• Dataset entries:
___

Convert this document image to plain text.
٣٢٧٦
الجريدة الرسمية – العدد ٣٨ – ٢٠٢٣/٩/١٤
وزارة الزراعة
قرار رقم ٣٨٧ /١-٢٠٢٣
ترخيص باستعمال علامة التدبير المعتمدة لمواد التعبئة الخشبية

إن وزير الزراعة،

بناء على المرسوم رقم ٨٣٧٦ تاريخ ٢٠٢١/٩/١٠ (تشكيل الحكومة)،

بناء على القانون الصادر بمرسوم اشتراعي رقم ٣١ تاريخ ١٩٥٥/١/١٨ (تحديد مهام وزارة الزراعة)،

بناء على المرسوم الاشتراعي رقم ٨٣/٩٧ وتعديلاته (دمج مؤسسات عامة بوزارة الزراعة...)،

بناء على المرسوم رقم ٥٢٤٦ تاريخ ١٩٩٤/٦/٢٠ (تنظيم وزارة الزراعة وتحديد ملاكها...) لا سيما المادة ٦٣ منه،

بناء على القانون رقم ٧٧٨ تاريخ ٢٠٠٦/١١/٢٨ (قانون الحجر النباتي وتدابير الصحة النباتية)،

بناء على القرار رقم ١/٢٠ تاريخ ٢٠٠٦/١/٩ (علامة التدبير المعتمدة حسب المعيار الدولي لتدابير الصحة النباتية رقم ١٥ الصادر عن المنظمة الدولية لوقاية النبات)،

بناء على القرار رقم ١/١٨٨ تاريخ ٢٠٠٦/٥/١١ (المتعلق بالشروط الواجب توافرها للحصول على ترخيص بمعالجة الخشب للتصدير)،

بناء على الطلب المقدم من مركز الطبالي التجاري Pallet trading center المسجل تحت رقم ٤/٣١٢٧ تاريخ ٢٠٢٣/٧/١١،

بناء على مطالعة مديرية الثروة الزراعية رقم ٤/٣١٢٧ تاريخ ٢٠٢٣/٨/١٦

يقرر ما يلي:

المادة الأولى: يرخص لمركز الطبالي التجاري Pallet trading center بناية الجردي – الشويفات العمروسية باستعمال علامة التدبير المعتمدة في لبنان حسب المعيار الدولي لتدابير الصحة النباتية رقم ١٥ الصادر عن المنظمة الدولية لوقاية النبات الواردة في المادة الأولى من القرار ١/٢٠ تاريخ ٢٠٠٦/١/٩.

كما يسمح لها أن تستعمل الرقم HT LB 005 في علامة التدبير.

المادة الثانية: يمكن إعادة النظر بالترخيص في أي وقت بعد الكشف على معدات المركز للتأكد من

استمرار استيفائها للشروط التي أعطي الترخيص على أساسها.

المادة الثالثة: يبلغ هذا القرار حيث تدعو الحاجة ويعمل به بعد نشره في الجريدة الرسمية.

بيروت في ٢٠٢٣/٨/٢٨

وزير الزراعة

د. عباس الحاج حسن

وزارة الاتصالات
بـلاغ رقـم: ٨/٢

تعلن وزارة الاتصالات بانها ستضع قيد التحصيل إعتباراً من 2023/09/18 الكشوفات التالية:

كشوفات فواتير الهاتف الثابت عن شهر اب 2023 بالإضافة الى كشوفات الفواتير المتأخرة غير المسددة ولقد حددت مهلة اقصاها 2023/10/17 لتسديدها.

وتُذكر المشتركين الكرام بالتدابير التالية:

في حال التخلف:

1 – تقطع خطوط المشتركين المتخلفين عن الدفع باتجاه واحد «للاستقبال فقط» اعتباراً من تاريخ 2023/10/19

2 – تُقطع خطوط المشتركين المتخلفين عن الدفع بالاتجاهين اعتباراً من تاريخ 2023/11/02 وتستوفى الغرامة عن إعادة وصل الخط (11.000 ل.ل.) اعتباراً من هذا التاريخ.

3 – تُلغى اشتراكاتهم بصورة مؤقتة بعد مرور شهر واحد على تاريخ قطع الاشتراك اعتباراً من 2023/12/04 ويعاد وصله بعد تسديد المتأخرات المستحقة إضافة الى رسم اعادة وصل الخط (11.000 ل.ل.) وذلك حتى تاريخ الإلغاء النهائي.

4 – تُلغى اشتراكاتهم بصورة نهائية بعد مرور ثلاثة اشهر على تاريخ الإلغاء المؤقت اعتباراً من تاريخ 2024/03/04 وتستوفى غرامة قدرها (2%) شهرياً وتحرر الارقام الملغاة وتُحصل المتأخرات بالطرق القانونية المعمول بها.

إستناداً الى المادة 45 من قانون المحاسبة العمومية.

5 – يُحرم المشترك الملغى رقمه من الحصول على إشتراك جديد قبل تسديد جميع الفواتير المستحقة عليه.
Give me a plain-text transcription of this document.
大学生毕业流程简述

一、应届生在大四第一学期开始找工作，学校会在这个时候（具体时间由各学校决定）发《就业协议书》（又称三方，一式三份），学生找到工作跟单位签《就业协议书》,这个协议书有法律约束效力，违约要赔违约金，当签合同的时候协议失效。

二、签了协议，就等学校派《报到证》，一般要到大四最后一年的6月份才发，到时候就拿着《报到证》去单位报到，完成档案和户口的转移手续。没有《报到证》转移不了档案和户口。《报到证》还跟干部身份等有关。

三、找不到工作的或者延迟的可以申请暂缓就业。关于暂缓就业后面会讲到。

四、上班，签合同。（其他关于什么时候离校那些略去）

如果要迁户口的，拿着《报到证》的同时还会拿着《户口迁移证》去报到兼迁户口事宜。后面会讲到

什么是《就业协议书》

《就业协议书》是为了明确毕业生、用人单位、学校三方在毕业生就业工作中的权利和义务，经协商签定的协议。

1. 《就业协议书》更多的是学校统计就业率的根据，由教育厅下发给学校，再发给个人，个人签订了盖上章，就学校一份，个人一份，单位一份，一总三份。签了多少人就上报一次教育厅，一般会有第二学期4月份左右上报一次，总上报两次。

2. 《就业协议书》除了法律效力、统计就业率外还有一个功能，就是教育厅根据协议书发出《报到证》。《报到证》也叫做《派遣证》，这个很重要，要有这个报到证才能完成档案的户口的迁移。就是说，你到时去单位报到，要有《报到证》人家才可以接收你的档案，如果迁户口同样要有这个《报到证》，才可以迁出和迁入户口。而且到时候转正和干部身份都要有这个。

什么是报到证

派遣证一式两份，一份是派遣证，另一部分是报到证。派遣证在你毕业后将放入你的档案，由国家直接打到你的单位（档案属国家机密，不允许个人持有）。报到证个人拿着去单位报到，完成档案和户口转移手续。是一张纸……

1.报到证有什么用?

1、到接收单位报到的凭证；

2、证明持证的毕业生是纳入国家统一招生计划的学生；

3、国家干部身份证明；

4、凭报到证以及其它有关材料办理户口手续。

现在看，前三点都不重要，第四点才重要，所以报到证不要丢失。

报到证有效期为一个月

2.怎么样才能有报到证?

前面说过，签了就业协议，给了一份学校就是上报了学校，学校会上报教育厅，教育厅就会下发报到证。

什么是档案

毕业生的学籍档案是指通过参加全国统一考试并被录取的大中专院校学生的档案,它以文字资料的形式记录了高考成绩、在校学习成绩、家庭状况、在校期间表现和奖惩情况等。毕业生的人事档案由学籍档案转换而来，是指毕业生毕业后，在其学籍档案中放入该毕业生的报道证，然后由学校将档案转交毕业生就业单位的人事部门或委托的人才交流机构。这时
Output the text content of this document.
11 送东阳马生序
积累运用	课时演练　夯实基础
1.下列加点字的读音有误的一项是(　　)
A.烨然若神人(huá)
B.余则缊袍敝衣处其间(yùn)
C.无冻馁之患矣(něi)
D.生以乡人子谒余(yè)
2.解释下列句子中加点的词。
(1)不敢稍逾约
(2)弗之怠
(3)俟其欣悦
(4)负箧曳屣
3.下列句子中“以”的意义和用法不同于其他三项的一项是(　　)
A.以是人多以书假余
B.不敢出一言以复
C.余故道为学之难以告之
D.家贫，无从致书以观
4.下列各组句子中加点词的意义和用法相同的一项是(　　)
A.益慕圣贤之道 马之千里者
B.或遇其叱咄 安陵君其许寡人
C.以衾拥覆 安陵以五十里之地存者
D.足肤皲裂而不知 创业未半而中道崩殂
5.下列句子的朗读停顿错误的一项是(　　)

___

• SHORT EXERCISE:
Starting with the line that contains "Output the text content of this document.", return each line through the last one of the data above, exactly as written and nothing more.

• SOLUTION BELOW:
Output the text content of this document.
11 送东阳马生序
积累运用	课时演练　夯实基础
1.下列加点字的读音有误的一项是(　　)
A.烨然若神人(huá)
B.余则缊袍敝衣处其间(yùn)
C.无冻馁之患矣(něi)
D.生以乡人子谒余(yè)
2.解释下列句子中加点的词。
(1)不敢稍逾约
(2)弗之怠
(3)俟其欣悦
(4)负箧曳屣
3.下列句子中“以”的意义和用法不同于其他三项的一项是(　　)
A.以是人多以书假余
B.不敢出一言以复
C.余故道为学之难以告之
D.家贫，无从致书以观
4.下列各组句子中加点词的意义和用法相同的一项是(　　)
A.益慕圣贤之道 马之千里者
B.或遇其叱咄 安陵君其许寡人
C.以衾拥覆 安陵以五十里之地存者
D.足肤皲裂而不知 创业未半而中道崩殂
5.下列句子的朗读停顿错误的一项是(　　)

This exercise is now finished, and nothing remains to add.